- [Instruction]:
Reformat every line of the records below as a Markdown table with two columns, "Row" and "Line". Number the rows in order, and leave out any blank lines.

Stored records
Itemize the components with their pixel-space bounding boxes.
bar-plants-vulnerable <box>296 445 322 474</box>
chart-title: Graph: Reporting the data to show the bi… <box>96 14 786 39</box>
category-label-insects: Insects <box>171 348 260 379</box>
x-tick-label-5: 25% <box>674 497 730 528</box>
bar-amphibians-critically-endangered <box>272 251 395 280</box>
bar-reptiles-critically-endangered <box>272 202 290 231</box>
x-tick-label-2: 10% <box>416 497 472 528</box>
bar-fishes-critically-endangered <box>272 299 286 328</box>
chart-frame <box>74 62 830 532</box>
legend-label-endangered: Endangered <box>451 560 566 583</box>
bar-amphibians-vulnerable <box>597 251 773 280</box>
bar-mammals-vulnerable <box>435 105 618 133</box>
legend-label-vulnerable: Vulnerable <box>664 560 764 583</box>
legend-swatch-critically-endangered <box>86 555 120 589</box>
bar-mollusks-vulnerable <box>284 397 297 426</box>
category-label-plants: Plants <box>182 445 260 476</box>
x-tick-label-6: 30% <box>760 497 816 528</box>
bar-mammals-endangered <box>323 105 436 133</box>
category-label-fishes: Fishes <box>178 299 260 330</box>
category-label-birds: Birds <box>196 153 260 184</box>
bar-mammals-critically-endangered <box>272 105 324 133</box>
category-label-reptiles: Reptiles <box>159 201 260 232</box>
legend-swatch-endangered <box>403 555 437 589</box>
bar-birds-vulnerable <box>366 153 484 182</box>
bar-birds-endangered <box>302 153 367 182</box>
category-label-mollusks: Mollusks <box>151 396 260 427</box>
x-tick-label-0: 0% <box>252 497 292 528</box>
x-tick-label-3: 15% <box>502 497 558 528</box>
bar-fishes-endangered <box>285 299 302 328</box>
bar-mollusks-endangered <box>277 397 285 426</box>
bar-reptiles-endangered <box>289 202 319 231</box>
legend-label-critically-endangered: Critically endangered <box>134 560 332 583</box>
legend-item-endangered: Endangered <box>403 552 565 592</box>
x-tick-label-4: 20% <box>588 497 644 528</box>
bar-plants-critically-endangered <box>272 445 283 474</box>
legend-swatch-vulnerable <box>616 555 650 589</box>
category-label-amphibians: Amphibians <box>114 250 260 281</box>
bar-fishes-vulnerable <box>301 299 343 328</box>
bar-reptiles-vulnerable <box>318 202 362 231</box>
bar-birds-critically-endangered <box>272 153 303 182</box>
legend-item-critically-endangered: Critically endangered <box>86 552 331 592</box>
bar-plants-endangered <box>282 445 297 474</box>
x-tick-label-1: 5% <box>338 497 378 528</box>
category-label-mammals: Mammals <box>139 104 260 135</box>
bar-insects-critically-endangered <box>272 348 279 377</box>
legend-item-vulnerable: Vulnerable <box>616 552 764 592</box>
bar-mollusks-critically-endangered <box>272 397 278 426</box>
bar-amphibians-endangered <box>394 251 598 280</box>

- [Reply to the task]:
| Row | Line |
|---|---|
| 1 | Itemize the components with their pixel-space bounding boxes. |
| 2 | bar-plants-vulnerable <box>296 445 322 474</box> |
| 3 | chart-title: Graph: Reporting the data to show the bi… <box>96 14 786 39</box> |
| 4 | category-label-insects: Insects <box>171 348 260 379</box> |
| 5 | x-tick-label-5: 25% <box>674 497 730 528</box> |
| 6 | bar-amphibians-critically-endangered <box>272 251 395 280</box> |
| 7 | bar-reptiles-critically-endangered <box>272 202 290 231</box> |
| 8 | x-tick-label-2: 10% <box>416 497 472 528</box> |
| 9 | bar-fishes-critically-endangered <box>272 299 286 328</box> |
| 10 | chart-frame <box>74 62 830 532</box> |
| 11 | legend-label-endangered: Endangered <box>451 560 566 583</box> |
| 12 | bar-amphibians-vulnerable <box>597 251 773 280</box> |
| 13 | bar-mammals-vulnerable <box>435 105 618 133</box> |
| 14 | legend-label-vulnerable: Vulnerable <box>664 560 764 583</box> |
| 15 | legend-swatch-critically-endangered <box>86 555 120 589</box> |
| 16 | bar-mollusks-vulnerable <box>284 397 297 426</box> |
| 17 | category-label-plants: Plants <box>182 445 260 476</box> |
| 18 | x-tick-label-6: 30% <box>760 497 816 528</box> |
| 19 | bar-mammals-endangered <box>323 105 436 133</box> |
| 20 | category-label-fishes: Fishes <box>178 299 260 330</box> |
| 21 | category-label-birds: Birds <box>196 153 260 184</box> |
| 22 | bar-mammals-critically-endangered <box>272 105 324 133</box> |
| 23 | category-label-reptiles: Reptiles <box>159 201 260 232</box> |
| 24 | legend-swatch-endangered <box>403 555 437 589</box> |
| 25 | bar-birds-vulnerable <box>366 153 484 182</box> |
| 26 | bar-birds-endangered <box>302 153 367 182</box> |
| 27 | category-label-mollusks: Mollusks <box>151 396 260 427</box> |
| 28 | x-tick-label-0: 0% <box>252 497 292 528</box> |
| 29 | x-tick-label-3: 15% <box>502 497 558 528</box> |
| 30 | bar-fishes-endangered <box>285 299 302 328</box> |
| 31 | bar-mollusks-endangered <box>277 397 285 426</box> |
| 32 | bar-reptiles-endangered <box>289 202 319 231</box> |
| 33 | legend-label-critically-endangered: Critically endangered <box>134 560 332 583</box> |
| 34 | legend-item-endangered: Endangered <box>403 552 565 592</box> |
| 35 | x-tick-label-4: 20% <box>588 497 644 528</box> |
| 36 | bar-plants-critically-endangered <box>272 445 283 474</box> |
| 37 | legend-swatch-vulnerable <box>616 555 650 589</box> |
| 38 | category-label-amphibians: Amphibians <box>114 250 260 281</box> |
| 39 | bar-fishes-vulnerable <box>301 299 343 328</box> |
| 40 | bar-reptiles-vulnerable <box>318 202 362 231</box> |
| 41 | bar-birds-critically-endangered <box>272 153 303 182</box> |
| 42 | legend-item-critically-endangered: Critically endangered <box>86 552 331 592</box> |
| 43 | bar-plants-endangered <box>282 445 297 474</box> |
| 44 | x-tick-label-1: 5% <box>338 497 378 528</box> |
| 45 | category-label-mammals: Mammals <box>139 104 260 135</box> |
| 46 | bar-insects-critically-endangered <box>272 348 279 377</box> |
| 47 | legend-item-vulnerable: Vulnerable <box>616 552 764 592</box> |
| 48 | bar-mollusks-critically-endangered <box>272 397 278 426</box> |
| 49 | bar-amphibians-endangered <box>394 251 598 280</box> |